**Problem requirements**
In the criminal profiling post, list every person named by both a first and a last name.

--- Supplied passage ---

Criminal profiling should not be a parlor trick nor should it be considered some magic or psychic answer to a perplexing crime. Neither should criminal profiling be tossed as a complete sham as Malcolm Gladwell has basically advocated; this would be a sad loss to law enforcement as criminal profiling skills are terribly needed by investigators on fresh crime cases and by detectives in the cold case squads. Too many crimes go unsolved and killers uncaught because of bad crime scene analysis that throws the investigation completely off track.

Criminal profiling is a very useful tool and I hope that a right perception of the field will encourage its proper use in the field of police investigation

Criminal Profiler Pat Brown

6 comments:

Anonymous said...

I don't like hocus pocus either, and there's a lot of it going on, but as far as predicting stuttering, John Douglas has been able to predict not specifically that but that a person had some embarassing feature or impediment that made them avoid coming face to face with people and do their work in remote locations and come at the victim from behind. I thought that work was valid. It was more about where and how than what was done to the body though. And if I remember correctly, the logic came from the viewpoint of why didn't the killer do this other more obvious thing that would be more ordinary, and there had to be some reason for it.

Pat Brown said...

Most of the impediment stuff has no basis in fact. The reason many killers come up from behind is not that they are socially inadequate but because it is a good way to knock out victims.

Many times profilers spend too much time fantasizing about the killer's emotional weirdness and come up with the killer's thoughts that he never knew he had. I remember when the Boston Strangler was asked how he outsmarted the police with his choice of victims; why they were always one step behind. He said (paraphrased heavily), "How could they know where I was going to strike when I didn't even have a clue myself!?

Many times the profiler just simply decides what the killer thought and that is that. If a woman has a towel over her face, the profiler says the guy knew the victim and did not want to look at her face. Then the killer is caught and asked why he did that and he says, " I thought the bitch was ugly so I cover us her dogface."

And that will never show up in the notes that the profile was wrong about why the cloth was covering the woman's face and the profiler keeps his image intact.

--- Given material ---

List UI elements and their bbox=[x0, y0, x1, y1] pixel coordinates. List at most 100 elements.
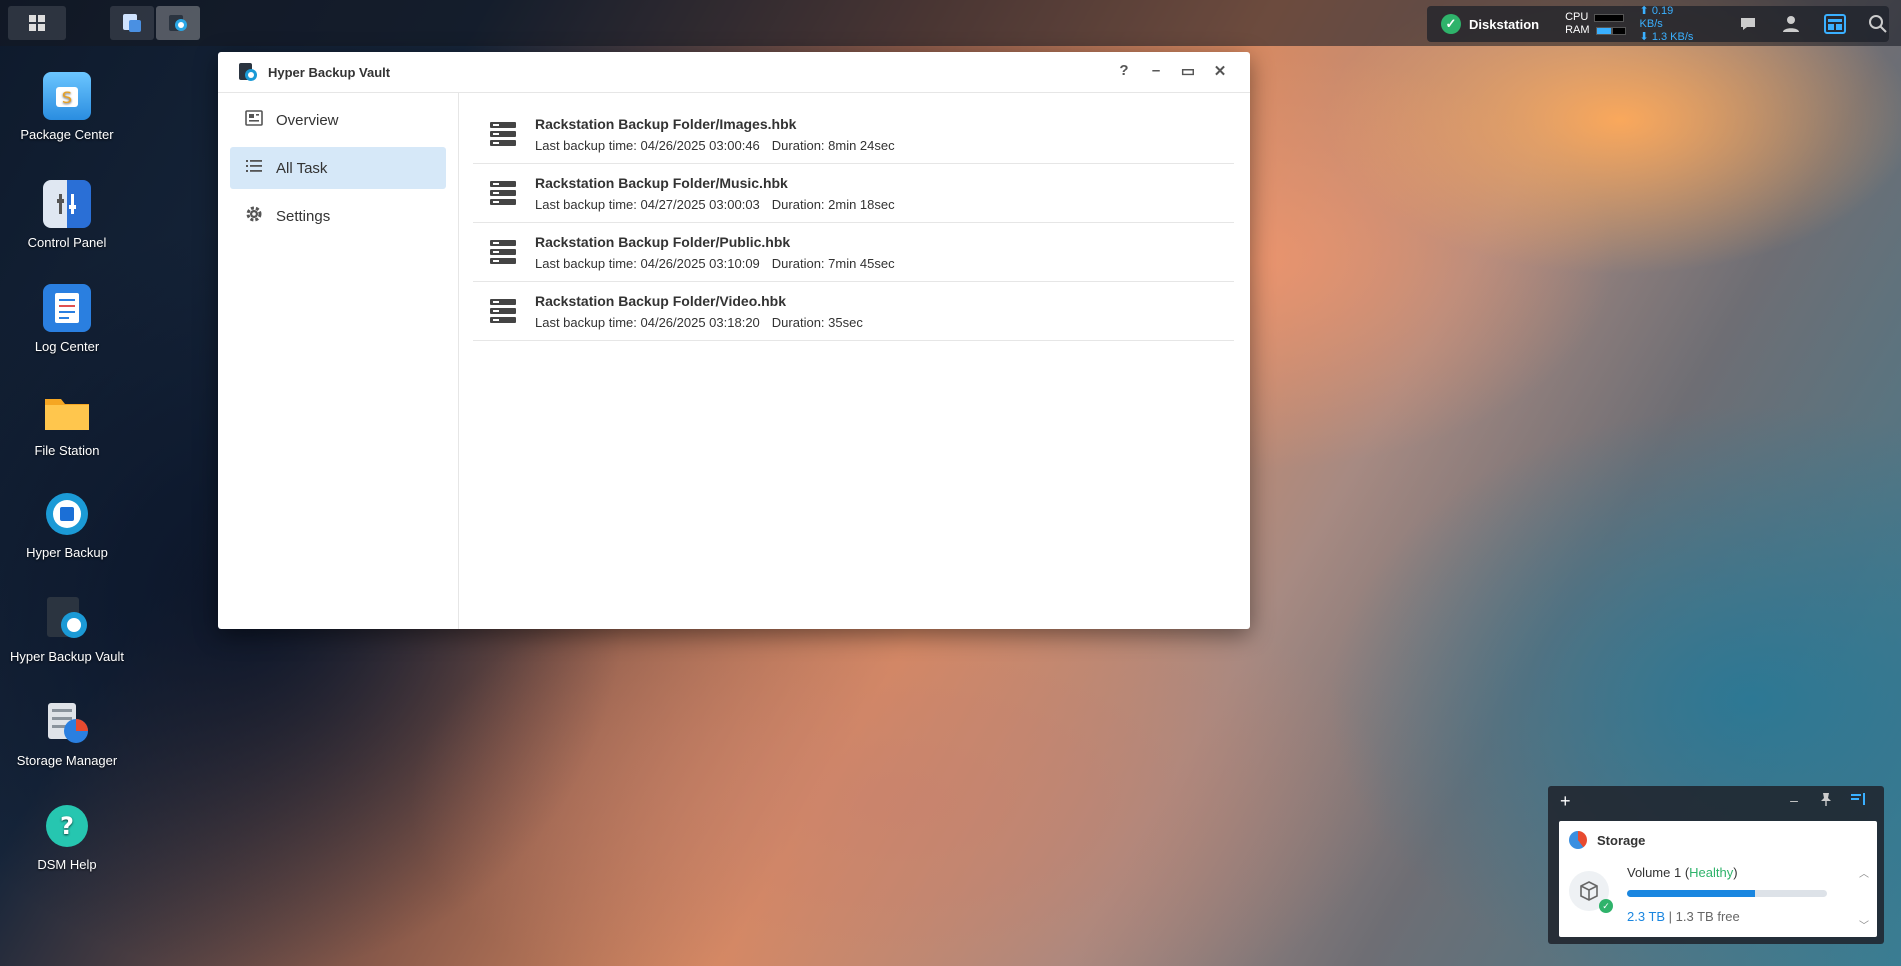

---

**Output for this task**
Malcolm Gladwell
Pat Brown
John Douglas